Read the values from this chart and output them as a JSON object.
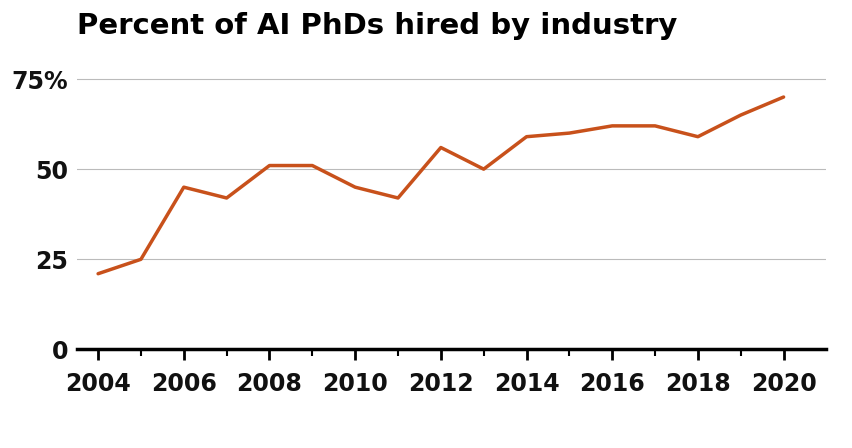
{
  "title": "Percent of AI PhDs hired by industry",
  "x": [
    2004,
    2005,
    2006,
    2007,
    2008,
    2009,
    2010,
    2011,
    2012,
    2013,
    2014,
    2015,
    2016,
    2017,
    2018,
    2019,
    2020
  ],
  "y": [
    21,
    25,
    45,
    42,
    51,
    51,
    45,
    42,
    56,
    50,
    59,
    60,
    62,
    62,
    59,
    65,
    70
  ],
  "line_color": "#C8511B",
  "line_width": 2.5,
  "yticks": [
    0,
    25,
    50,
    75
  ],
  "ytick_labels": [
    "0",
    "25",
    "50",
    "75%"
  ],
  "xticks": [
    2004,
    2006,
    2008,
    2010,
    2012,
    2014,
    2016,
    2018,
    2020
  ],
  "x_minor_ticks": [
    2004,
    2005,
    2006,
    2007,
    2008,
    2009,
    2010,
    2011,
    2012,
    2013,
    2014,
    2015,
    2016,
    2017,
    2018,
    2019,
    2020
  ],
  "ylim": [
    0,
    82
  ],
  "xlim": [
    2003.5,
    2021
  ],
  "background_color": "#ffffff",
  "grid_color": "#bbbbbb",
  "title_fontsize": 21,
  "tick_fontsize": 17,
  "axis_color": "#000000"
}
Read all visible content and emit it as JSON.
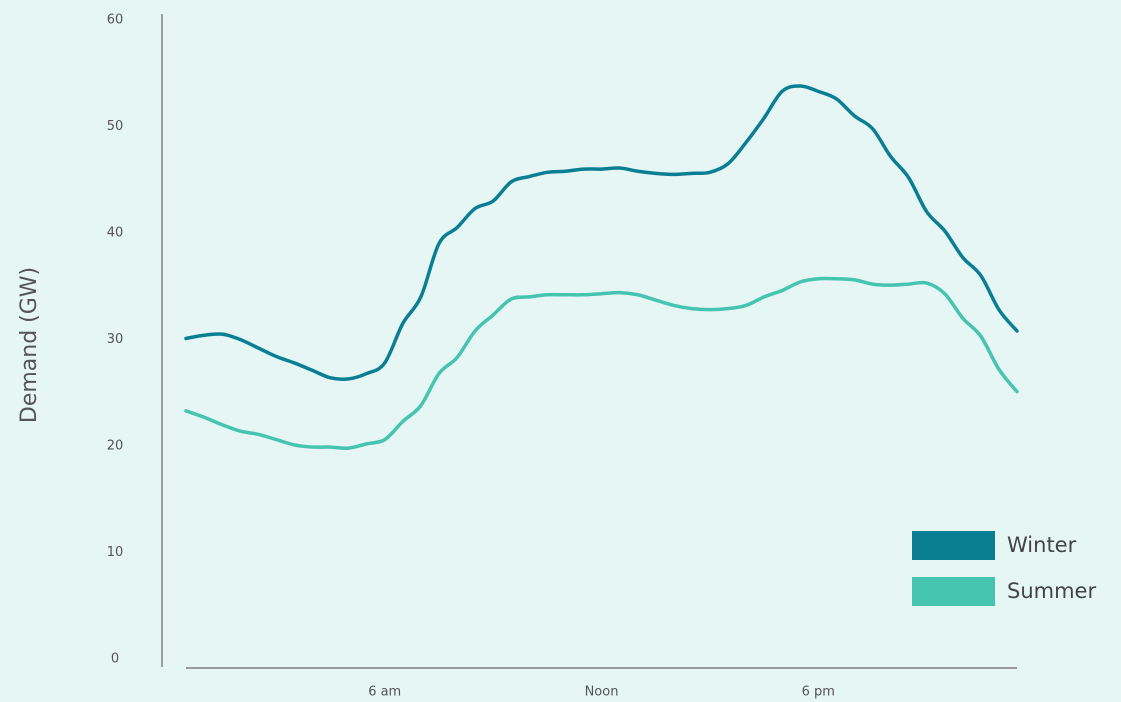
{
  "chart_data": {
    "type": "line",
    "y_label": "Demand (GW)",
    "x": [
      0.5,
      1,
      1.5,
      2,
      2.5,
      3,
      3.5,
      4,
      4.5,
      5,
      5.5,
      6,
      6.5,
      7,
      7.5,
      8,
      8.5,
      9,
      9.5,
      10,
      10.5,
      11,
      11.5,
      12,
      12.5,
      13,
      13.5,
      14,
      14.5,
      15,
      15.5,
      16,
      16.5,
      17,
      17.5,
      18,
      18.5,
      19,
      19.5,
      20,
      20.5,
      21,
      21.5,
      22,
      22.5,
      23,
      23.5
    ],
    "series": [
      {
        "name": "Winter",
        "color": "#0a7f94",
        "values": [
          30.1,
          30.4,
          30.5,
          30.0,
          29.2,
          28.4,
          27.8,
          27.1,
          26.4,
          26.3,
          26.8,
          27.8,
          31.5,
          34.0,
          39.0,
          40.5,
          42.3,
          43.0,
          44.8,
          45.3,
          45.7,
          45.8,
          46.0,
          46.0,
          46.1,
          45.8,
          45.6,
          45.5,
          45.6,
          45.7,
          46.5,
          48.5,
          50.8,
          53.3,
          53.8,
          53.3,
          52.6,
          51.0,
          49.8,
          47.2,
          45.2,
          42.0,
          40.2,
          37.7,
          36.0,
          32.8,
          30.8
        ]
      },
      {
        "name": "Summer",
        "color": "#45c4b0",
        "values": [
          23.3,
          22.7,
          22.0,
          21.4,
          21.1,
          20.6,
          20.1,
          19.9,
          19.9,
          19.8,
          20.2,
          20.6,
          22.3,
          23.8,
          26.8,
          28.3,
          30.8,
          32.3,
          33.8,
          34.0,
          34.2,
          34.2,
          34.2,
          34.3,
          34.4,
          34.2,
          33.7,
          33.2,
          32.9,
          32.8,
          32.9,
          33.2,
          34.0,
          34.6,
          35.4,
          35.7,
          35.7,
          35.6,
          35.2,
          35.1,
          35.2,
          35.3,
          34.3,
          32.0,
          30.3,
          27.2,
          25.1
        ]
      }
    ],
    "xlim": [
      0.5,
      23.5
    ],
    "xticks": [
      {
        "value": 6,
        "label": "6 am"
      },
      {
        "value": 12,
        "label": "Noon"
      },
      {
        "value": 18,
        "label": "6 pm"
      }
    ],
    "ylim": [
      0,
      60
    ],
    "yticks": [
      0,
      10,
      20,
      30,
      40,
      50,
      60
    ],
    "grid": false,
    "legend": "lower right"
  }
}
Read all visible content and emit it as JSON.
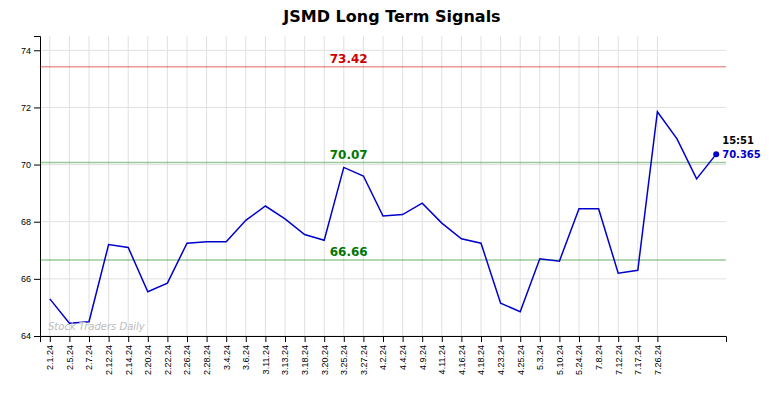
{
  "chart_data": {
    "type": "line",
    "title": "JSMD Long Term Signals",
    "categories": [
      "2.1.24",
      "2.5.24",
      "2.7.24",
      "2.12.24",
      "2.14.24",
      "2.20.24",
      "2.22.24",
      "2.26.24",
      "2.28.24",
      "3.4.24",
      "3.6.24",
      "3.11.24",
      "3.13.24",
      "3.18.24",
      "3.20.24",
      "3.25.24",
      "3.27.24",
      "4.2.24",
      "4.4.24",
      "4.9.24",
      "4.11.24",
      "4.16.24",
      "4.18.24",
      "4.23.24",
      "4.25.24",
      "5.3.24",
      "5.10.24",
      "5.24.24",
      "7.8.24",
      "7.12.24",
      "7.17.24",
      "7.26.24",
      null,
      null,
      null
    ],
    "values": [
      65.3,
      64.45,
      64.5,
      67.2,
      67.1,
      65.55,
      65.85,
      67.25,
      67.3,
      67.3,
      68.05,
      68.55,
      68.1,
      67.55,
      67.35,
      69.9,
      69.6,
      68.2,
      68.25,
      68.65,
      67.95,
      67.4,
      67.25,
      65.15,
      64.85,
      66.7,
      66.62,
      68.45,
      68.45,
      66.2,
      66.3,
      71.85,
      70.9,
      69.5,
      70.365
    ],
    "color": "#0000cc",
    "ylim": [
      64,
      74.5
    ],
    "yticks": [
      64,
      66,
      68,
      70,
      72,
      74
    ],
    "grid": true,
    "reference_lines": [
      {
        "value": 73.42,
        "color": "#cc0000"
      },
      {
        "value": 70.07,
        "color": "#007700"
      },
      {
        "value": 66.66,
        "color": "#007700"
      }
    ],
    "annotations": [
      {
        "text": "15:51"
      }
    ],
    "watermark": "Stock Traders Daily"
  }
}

Exercise objective ::
Copy the entries above faithfully and omit every image.

Completed exercise ::
Read the values from this chart and output them as a JSON object.
{
  "title": "Percent of AI PhDs hired by industry",
  "x": [
    2004,
    2005,
    2006,
    2007,
    2008,
    2009,
    2010,
    2011,
    2012,
    2013,
    2014,
    2015,
    2016,
    2017,
    2018,
    2019,
    2020
  ],
  "y": [
    21,
    25,
    45,
    42,
    51,
    51,
    45,
    42,
    56,
    50,
    59,
    60,
    62,
    62,
    59,
    65,
    70
  ],
  "line_color": "#C8511B",
  "line_width": 2.5,
  "yticks": [
    0,
    25,
    50,
    75
  ],
  "ytick_labels": [
    "0",
    "25",
    "50",
    "75%"
  ],
  "xticks": [
    2004,
    2006,
    2008,
    2010,
    2012,
    2014,
    2016,
    2018,
    2020
  ],
  "x_minor_ticks": [
    2004,
    2005,
    2006,
    2007,
    2008,
    2009,
    2010,
    2011,
    2012,
    2013,
    2014,
    2015,
    2016,
    2017,
    2018,
    2019,
    2020
  ],
  "ylim": [
    0,
    82
  ],
  "xlim": [
    2003.5,
    2021
  ],
  "background_color": "#ffffff",
  "grid_color": "#bbbbbb",
  "title_fontsize": 21,
  "tick_fontsize": 17,
  "axis_color": "#000000"
}
Read all visible content and emit it as JSON.
{
  "chart_data": {
    "type": "line",
    "y_label": "Demand (GW)",
    "x": [
      0.5,
      1,
      1.5,
      2,
      2.5,
      3,
      3.5,
      4,
      4.5,
      5,
      5.5,
      6,
      6.5,
      7,
      7.5,
      8,
      8.5,
      9,
      9.5,
      10,
      10.5,
      11,
      11.5,
      12,
      12.5,
      13,
      13.5,
      14,
      14.5,
      15,
      15.5,
      16,
      16.5,
      17,
      17.5,
      18,
      18.5,
      19,
      19.5,
      20,
      20.5,
      21,
      21.5,
      22,
      22.5,
      23,
      23.5
    ],
    "series": [
      {
        "name": "Winter",
        "color": "#0a7f94",
        "values": [
          30.1,
          30.4,
          30.5,
          30.0,
          29.2,
          28.4,
          27.8,
          27.1,
          26.4,
          26.3,
          26.8,
          27.8,
          31.5,
          34.0,
          39.0,
          40.5,
          42.3,
          43.0,
          44.8,
          45.3,
          45.7,
          45.8,
          46.0,
          46.0,
          46.1,
          45.8,
          45.6,
          45.5,
          45.6,
          45.7,
          46.5,
          48.5,
          50.8,
          53.3,
          53.8,
          53.3,
          52.6,
          51.0,
          49.8,
          47.2,
          45.2,
          42.0,
          40.2,
          37.7,
          36.0,
          32.8,
          30.8
        ]
      },
      {
        "name": "Summer",
        "color": "#45c4b0",
        "values": [
          23.3,
          22.7,
          22.0,
          21.4,
          21.1,
          20.6,
          20.1,
          19.9,
          19.9,
          19.8,
          20.2,
          20.6,
          22.3,
          23.8,
          26.8,
          28.3,
          30.8,
          32.3,
          33.8,
          34.0,
          34.2,
          34.2,
          34.2,
          34.3,
          34.4,
          34.2,
          33.7,
          33.2,
          32.9,
          32.8,
          32.9,
          33.2,
          34.0,
          34.6,
          35.4,
          35.7,
          35.7,
          35.6,
          35.2,
          35.1,
          35.2,
          35.3,
          34.3,
          32.0,
          30.3,
          27.2,
          25.1
        ]
      }
    ],
    "xlim": [
      0.5,
      23.5
    ],
    "xticks": [
      {
        "value": 6,
        "label": "6 am"
      },
      {
        "value": 12,
        "label": "Noon"
      },
      {
        "value": 18,
        "label": "6 pm"
      }
    ],
    "ylim": [
      0,
      60
    ],
    "yticks": [
      0,
      10,
      20,
      30,
      40,
      50,
      60
    ],
    "grid": false,
    "legend": "lower right"
  }
}
Read all visible content and emit it as JSON.
{
  "chart_data": {
    "type": "line",
    "title": "JSMD Long Term Signals",
    "categories": [
      "2.1.24",
      "2.5.24",
      "2.7.24",
      "2.12.24",
      "2.14.24",
      "2.20.24",
      "2.22.24",
      "2.26.24",
      "2.28.24",
      "3.4.24",
      "3.6.24",
      "3.11.24",
      "3.13.24",
      "3.18.24",
      "3.20.24",
      "3.25.24",
      "3.27.24",
      "4.2.24",
      "4.4.24",
      "4.9.24",
      "4.11.24",
      "4.16.24",
      "4.18.24",
      "4.23.24",
      "4.25.24",
      "5.3.24",
      "5.10.24",
      "5.24.24",
      "7.8.24",
      "7.12.24",
      "7.17.24",
      "7.26.24",
      null,
      null,
      null
    ],
    "values": [
      65.3,
      64.45,
      64.5,
      67.2,
      67.1,
      65.55,
      65.85,
      67.25,
      67.3,
      67.3,
      68.05,
      68.55,
      68.1,
      67.55,
      67.35,
      69.9,
      69.6,
      68.2,
      68.25,
      68.65,
      67.95,
      67.4,
      67.25,
      65.15,
      64.85,
      66.7,
      66.62,
      68.45,
      68.45,
      66.2,
      66.3,
      71.85,
      70.9,
      69.5,
      70.365
    ],
    "color": "#0000cc",
    "ylim": [
      64,
      74.5
    ],
    "yticks": [
      64,
      66,
      68,
      70,
      72,
      74
    ],
    "grid": true,
    "reference_lines": [
      {
        "value": 73.42,
        "color": "#cc0000"
      },
      {
        "value": 70.07,
        "color": "#007700"
      },
      {
        "value": 66.66,
        "color": "#007700"
      }
    ],
    "annotations": [
      {
        "text": "15:51"
      }
    ],
    "watermark": "Stock Traders Daily"
  }
}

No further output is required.